Each line containing the word "United" should be found and copied.

[start of EXTRACTED ENTRIES]

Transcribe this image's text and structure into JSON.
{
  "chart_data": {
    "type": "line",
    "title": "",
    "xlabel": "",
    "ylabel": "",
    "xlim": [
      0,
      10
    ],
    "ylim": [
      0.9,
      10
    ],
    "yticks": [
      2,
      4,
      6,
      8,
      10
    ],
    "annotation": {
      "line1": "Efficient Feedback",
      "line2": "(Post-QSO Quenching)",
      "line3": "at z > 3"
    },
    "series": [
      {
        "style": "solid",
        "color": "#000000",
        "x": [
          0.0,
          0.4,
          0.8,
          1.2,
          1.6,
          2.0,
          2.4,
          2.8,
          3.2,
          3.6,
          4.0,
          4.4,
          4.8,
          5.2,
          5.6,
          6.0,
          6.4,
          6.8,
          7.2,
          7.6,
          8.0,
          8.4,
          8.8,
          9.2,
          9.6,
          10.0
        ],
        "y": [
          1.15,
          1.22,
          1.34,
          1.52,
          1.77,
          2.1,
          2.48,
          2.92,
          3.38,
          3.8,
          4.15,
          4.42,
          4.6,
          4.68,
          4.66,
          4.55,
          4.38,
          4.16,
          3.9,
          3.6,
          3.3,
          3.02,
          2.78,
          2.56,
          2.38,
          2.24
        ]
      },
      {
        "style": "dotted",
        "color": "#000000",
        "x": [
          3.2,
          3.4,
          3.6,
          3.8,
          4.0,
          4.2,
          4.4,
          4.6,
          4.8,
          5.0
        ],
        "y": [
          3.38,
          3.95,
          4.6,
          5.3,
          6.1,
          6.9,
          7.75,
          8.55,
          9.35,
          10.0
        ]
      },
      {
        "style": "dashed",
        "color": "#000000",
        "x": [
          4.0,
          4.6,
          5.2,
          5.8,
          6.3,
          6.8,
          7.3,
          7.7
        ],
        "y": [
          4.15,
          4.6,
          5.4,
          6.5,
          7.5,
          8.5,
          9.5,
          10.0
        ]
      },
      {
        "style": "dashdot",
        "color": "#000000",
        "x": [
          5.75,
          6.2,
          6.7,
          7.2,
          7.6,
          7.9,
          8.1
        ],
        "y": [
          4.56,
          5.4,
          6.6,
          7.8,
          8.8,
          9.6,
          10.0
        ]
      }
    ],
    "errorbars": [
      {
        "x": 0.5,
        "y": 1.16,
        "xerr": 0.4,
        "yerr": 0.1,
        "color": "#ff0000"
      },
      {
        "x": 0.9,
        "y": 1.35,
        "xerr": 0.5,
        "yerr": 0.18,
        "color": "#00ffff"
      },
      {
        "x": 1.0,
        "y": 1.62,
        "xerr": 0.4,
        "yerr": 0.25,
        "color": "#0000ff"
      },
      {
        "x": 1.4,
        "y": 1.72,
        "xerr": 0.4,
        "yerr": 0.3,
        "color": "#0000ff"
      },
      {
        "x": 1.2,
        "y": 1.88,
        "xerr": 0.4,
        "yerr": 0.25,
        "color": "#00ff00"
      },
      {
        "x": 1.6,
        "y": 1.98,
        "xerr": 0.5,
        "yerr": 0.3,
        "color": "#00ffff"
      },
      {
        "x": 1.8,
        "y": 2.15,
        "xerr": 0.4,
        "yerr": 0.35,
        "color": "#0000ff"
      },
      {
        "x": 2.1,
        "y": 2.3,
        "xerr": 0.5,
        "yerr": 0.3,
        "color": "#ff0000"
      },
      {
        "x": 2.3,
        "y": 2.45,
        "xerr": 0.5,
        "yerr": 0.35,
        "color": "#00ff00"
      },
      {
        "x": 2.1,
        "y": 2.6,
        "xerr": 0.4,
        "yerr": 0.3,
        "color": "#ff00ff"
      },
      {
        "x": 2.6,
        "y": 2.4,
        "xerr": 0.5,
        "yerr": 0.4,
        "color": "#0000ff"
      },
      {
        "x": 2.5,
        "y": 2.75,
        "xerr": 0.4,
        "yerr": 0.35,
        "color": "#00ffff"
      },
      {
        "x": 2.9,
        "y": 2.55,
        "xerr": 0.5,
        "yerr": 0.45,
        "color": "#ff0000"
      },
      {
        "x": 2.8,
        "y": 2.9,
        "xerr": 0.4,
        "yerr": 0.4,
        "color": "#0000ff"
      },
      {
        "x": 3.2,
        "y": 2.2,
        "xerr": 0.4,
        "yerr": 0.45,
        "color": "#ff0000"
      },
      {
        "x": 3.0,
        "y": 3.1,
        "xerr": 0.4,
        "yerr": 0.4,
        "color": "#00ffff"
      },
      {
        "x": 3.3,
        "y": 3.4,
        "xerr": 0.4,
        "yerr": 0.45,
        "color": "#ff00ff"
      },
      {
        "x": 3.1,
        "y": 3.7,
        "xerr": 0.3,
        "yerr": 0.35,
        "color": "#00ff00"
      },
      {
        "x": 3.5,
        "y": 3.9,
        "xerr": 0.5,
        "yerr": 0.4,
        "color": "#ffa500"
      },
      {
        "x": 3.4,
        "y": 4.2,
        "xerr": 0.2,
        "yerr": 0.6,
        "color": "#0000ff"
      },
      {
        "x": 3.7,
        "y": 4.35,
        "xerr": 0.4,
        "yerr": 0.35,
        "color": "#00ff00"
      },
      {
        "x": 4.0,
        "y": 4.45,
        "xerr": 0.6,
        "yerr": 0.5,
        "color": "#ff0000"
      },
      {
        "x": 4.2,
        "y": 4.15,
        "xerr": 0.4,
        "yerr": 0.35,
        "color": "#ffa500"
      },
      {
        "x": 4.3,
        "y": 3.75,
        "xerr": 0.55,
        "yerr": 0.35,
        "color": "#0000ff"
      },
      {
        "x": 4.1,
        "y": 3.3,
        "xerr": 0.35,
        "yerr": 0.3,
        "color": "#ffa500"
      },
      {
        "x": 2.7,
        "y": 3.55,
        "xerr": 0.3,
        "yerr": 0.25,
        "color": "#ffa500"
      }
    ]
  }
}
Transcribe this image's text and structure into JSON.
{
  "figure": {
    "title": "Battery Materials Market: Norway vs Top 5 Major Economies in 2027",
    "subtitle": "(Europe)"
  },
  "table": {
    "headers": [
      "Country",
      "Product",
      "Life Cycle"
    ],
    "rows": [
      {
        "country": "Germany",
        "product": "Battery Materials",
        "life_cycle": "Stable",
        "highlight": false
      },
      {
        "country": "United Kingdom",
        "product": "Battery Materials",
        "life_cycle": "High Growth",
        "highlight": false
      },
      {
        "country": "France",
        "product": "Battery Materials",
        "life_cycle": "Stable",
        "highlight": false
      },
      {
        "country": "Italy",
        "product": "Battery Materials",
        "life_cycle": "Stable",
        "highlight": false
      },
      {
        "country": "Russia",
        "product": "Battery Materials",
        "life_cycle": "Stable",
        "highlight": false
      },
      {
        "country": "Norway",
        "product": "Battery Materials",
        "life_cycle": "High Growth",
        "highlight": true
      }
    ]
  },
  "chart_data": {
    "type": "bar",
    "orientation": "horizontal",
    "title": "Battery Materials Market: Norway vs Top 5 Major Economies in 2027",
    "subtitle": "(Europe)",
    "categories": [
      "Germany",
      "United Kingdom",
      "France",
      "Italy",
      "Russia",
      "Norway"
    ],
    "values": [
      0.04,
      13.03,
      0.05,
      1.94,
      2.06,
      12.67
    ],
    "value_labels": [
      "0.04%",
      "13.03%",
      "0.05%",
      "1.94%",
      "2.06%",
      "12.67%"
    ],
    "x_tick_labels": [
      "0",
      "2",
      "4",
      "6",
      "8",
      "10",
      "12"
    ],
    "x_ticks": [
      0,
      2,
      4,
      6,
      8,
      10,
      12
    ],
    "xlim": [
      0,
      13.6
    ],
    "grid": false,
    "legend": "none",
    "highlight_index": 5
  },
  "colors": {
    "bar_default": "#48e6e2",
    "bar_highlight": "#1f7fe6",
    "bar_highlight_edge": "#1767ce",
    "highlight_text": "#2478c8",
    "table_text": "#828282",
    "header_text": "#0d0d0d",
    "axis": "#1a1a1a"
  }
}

[end of EXTRACTED ENTRIES]

- [ANSWER]
        "country": "United Kingdom",
      "United Kingdom",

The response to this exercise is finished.